*WHAT THIS TASK INVOLVES:* Every line below that contains "menu" is to be copied.

*RECORDS PROVIDED:*
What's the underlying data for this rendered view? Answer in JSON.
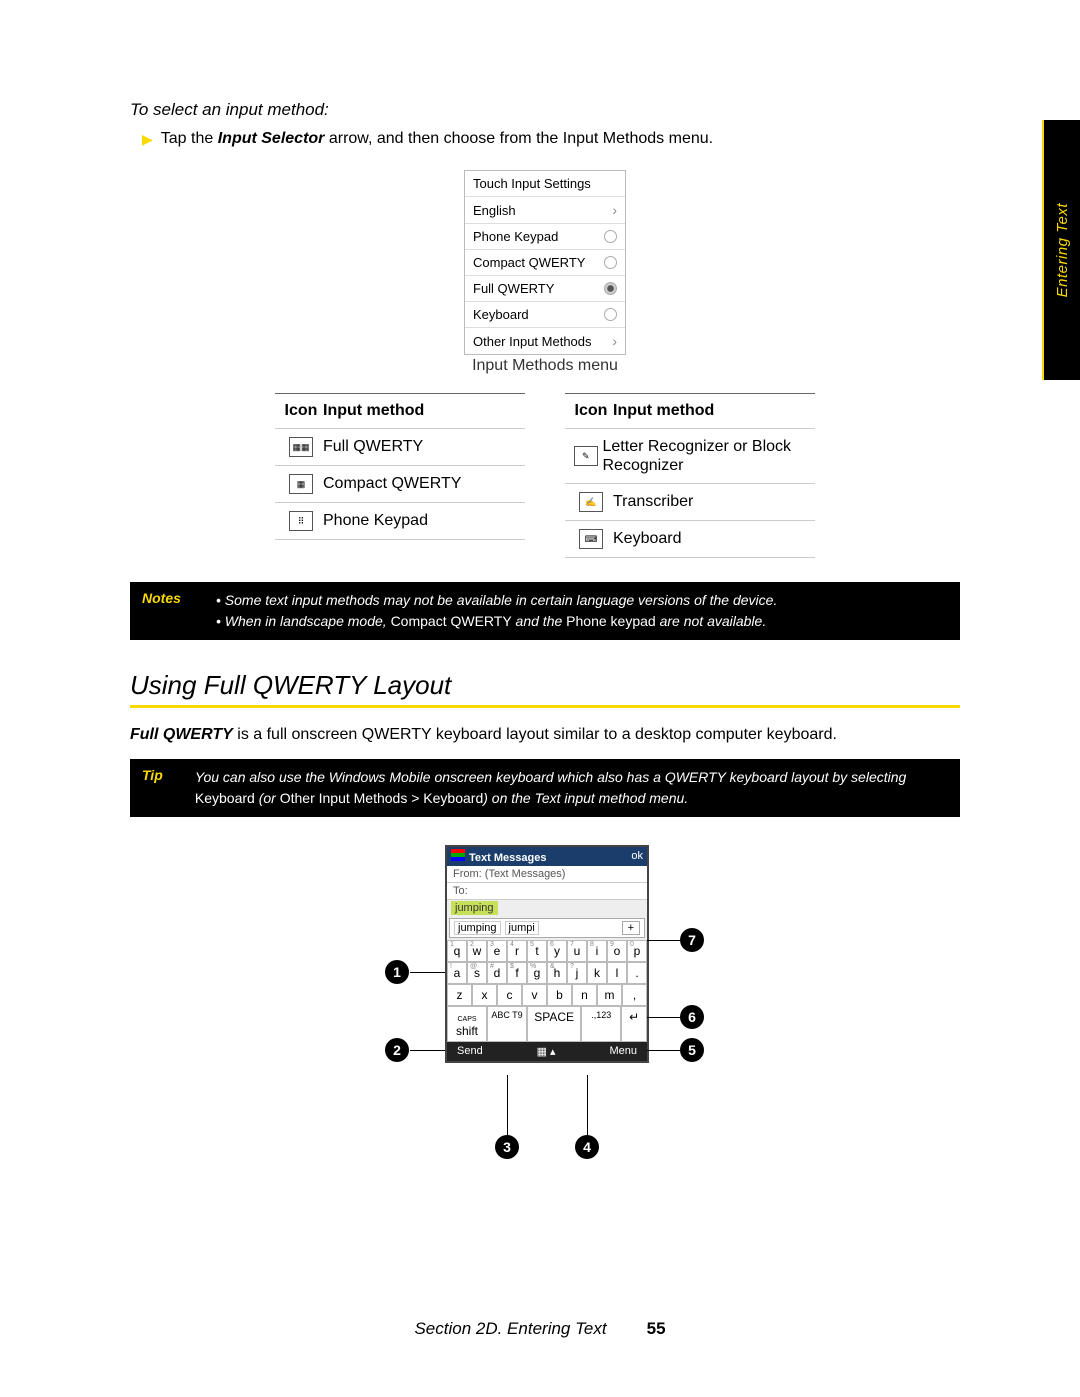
{
  "sideTab": "Entering Text",
  "leadIn": "To select an input method:",
  "bullet": {
    "pre": "Tap the ",
    "bold": "Input Selector",
    "post": " arrow, and then choose from the Input Methods menu."
  },
  "menu": {
    "rows": [
      "Touch Input Settings",
      "English",
      "Phone Keypad",
      "Compact QWERTY",
      "Full QWERTY",
      "Keyboard",
      "Other Input Methods"
    ],
    "caption": "Input Methods menu"
  },
  "tableHead": {
    "icon": "Icon",
    "method": "Input method"
  },
  "leftTable": [
    {
      "label": "Full QWERTY"
    },
    {
      "label": "Compact QWERTY"
    },
    {
      "label": "Phone Keypad"
    }
  ],
  "rightTable": [
    {
      "label": "Letter Recognizer or Block Recognizer"
    },
    {
      "label": "Transcriber"
    },
    {
      "label": "Keyboard"
    }
  ],
  "notes": {
    "label": "Notes",
    "line1": "Some text input methods may not be available in certain language versions of the device.",
    "line2a": "When in landscape mode, ",
    "line2b": "Compact QWERTY",
    "line2c": " and the ",
    "line2d": "Phone keypad",
    "line2e": " are not available."
  },
  "sectionTitle": "Using Full QWERTY Layout",
  "para": {
    "bold": "Full QWERTY",
    "rest": " is a full onscreen QWERTY keyboard layout similar to a desktop computer keyboard."
  },
  "tip": {
    "label": "Tip",
    "a": "You can also use the Windows Mobile onscreen keyboard which also has a QWERTY keyboard layout by selecting ",
    "b": "Keyboard",
    "c": " (or ",
    "d": "Other Input Methods > Keyboard",
    "e": ") on the Text input method menu."
  },
  "phone": {
    "title": "Text Messages",
    "ok": "ok",
    "from": "From: (Text Messages)",
    "to": "To:",
    "hl": "jumping",
    "s1": "jumping",
    "s2": "jumpi",
    "plus": "+",
    "row1": [
      "q",
      "w",
      "e",
      "r",
      "t",
      "y",
      "u",
      "i",
      "o",
      "p"
    ],
    "sup1": [
      "1",
      "2",
      "3",
      "4",
      "5",
      "6",
      "7",
      "8",
      "9",
      "0"
    ],
    "row2": [
      "a",
      "s",
      "d",
      "f",
      "g",
      "h",
      "j",
      "k",
      "l",
      "."
    ],
    "sup2": [
      "!",
      "@",
      "#",
      "$",
      "%",
      "&",
      "?",
      "",
      "",
      ""
    ],
    "row3": [
      "z",
      "x",
      "c",
      "v",
      "b",
      "n",
      "m",
      ","
    ],
    "caps": "CAPS",
    "shift": "shift",
    "abc": "ABC T9",
    "space": "SPACE",
    "sym": ".,123",
    "enter": "↵",
    "send": "Send",
    "menu": "Menu"
  },
  "callouts": [
    "1",
    "2",
    "3",
    "4",
    "5",
    "6",
    "7"
  ],
  "footer": {
    "section": "Section 2D. Entering Text",
    "page": "55"
  }
}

*EXERCISE OUTPUT:*
    "post": " arrow, and then choose from the Input Methods menu."
  "menu": {
    "caption": "Input Methods menu"
    "e": ") on the Text input method menu."
    "menu": "Menu"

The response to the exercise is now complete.